Given exercise: Find the lines with the string "требования" and return them.

Available data:
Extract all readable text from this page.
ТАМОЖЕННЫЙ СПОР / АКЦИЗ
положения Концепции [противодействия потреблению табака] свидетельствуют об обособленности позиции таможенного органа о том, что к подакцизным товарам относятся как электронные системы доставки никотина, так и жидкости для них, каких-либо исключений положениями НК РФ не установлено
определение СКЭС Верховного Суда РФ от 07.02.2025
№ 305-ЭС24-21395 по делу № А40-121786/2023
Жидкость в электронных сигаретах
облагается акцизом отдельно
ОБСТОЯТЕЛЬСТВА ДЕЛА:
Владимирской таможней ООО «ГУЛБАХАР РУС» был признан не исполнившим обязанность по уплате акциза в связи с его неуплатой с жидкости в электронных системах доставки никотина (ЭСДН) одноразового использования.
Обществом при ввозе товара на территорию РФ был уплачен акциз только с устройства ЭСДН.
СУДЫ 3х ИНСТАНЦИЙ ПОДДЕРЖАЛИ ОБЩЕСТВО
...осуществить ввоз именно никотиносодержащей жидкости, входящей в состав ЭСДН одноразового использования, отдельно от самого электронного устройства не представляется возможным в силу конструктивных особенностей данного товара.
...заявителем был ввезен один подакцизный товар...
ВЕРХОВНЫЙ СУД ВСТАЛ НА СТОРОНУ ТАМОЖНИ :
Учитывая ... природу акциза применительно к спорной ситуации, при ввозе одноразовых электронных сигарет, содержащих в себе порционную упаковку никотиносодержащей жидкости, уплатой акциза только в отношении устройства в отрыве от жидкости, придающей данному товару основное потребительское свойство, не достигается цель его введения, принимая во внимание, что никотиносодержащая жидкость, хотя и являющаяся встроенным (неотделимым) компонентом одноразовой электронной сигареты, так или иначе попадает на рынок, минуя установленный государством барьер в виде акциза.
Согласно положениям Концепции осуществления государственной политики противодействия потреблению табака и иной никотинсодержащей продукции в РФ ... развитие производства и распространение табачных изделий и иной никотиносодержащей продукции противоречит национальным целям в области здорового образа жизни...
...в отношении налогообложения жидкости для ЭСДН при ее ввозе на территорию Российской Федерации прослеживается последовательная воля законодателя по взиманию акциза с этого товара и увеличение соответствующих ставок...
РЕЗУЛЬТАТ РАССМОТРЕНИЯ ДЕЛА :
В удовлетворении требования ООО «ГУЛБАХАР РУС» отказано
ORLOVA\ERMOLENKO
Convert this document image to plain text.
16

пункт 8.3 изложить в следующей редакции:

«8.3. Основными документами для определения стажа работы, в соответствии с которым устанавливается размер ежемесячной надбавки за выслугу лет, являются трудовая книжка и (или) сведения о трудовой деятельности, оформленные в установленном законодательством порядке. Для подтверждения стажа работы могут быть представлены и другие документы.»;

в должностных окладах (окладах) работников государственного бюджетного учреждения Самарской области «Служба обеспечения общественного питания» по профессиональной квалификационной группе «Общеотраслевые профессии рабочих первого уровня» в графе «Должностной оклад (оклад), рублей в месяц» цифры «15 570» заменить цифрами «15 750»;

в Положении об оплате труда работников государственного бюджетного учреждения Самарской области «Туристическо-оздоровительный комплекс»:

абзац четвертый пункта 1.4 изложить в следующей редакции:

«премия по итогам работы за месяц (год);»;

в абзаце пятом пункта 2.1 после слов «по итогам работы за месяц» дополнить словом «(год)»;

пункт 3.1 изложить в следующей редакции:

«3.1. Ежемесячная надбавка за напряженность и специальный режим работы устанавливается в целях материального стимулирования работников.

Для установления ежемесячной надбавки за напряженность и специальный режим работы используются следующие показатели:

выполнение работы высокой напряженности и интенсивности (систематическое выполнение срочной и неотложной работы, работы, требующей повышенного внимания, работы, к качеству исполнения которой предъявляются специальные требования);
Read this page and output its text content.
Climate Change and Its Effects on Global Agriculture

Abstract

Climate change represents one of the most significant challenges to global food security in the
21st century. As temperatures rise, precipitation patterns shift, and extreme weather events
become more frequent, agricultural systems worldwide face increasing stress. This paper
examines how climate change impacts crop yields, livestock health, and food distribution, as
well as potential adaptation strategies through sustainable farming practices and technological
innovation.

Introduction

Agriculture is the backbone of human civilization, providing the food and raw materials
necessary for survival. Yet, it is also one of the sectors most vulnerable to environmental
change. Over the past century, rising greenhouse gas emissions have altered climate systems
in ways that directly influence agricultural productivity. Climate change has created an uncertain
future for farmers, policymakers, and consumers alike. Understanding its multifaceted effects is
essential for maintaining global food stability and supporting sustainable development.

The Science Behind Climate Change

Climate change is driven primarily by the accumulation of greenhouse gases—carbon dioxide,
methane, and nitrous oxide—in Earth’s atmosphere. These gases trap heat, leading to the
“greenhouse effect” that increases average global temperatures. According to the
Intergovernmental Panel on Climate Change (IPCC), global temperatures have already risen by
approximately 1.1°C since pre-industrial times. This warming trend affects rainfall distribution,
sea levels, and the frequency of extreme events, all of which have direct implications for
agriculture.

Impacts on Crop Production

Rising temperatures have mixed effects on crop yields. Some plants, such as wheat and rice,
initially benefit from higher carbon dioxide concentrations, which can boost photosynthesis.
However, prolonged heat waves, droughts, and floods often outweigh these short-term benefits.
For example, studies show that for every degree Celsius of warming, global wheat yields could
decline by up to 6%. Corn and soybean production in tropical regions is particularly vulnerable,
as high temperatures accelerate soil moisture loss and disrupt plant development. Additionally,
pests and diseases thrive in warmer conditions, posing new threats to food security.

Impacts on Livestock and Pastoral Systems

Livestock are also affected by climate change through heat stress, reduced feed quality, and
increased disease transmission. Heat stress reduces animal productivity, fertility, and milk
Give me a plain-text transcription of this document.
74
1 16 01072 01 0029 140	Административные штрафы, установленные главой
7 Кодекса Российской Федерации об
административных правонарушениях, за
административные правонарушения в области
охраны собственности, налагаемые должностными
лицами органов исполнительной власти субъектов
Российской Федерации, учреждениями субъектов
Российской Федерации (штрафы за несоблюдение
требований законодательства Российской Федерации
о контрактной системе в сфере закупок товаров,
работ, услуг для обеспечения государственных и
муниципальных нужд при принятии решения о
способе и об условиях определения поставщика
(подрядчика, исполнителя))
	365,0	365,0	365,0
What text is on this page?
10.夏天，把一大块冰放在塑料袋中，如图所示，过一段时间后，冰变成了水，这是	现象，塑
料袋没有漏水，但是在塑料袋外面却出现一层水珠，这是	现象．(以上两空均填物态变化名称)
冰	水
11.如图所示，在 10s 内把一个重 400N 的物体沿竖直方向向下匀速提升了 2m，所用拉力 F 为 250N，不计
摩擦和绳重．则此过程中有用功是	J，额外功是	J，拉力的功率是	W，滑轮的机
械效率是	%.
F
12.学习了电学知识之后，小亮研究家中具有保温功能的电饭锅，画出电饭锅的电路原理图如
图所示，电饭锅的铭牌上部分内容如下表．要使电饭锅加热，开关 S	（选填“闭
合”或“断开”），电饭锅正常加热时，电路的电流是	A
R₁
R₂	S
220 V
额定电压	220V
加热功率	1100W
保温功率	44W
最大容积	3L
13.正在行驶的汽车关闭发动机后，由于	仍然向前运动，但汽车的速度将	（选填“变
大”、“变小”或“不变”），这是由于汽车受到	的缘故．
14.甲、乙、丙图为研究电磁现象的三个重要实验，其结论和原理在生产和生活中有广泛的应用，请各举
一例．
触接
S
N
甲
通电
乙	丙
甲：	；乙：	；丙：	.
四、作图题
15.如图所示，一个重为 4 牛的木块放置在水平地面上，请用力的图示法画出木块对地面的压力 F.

Exercise answer:
В удовлетворении требования ООО «ГУЛБАХАР РУС» отказано
выполнение работы высокой напряженности и интенсивности (систематическое выполнение срочной и неотложной работы, работы, требующей повышенного внимания, работы, к качеству исполнения которой предъявляются специальные требования);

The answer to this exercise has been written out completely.